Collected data
________________

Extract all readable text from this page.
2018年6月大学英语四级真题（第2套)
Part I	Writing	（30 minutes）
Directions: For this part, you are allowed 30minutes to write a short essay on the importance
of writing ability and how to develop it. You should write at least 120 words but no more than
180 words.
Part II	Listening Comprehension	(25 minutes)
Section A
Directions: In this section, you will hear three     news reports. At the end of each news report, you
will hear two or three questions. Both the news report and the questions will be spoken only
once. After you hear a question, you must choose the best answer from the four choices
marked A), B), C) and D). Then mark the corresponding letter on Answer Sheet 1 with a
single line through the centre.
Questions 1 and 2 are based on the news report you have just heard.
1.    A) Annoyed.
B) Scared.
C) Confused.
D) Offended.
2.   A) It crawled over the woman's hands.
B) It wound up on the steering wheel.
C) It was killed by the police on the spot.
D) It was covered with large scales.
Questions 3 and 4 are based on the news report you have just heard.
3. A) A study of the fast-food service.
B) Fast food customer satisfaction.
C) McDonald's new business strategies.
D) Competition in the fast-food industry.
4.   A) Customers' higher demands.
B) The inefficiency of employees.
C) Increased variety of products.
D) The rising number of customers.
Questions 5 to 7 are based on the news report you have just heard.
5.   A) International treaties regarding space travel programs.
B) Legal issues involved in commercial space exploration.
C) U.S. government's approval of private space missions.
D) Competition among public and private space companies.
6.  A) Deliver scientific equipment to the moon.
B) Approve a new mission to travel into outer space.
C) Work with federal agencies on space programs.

________________

Exercise details: Reproduce each entry exactly, leaving out nothing.

Output of the exercise:
Extract all readable text from this page.
2018年6月大学英语四级真题（第2套)
Part I	Writing	（30 minutes）
Directions: For this part, you are allowed 30minutes to write a short essay on the importance
of writing ability and how to develop it. You should write at least 120 words but no more than
180 words.
Part II	Listening Comprehension	(25 minutes)
Section A
Directions: In this section, you will hear three     news reports. At the end of each news report, you
will hear two or three questions. Both the news report and the questions will be spoken only
once. After you hear a question, you must choose the best answer from the four choices
marked A), B), C) and D). Then mark the corresponding letter on Answer Sheet 1 with a
single line through the centre.
Questions 1 and 2 are based on the news report you have just heard.
1.    A) Annoyed.
B) Scared.
C) Confused.
D) Offended.
2.   A) It crawled over the woman's hands.
B) It wound up on the steering wheel.
C) It was killed by the police on the spot.
D) It was covered with large scales.
Questions 3 and 4 are based on the news report you have just heard.
3. A) A study of the fast-food service.
B) Fast food customer satisfaction.
C) McDonald's new business strategies.
D) Competition in the fast-food industry.
4.   A) Customers' higher demands.
B) The inefficiency of employees.
C) Increased variety of products.
D) The rising number of customers.
Questions 5 to 7 are based on the news report you have just heard.
5.   A) International treaties regarding space travel programs.
B) Legal issues involved in commercial space exploration.
C) U.S. government's approval of private space missions.
D) Competition among public and private space companies.
6.  A) Deliver scientific equipment to the moon.
B) Approve a new mission to travel into outer space.
C) Work with federal agencies on space programs.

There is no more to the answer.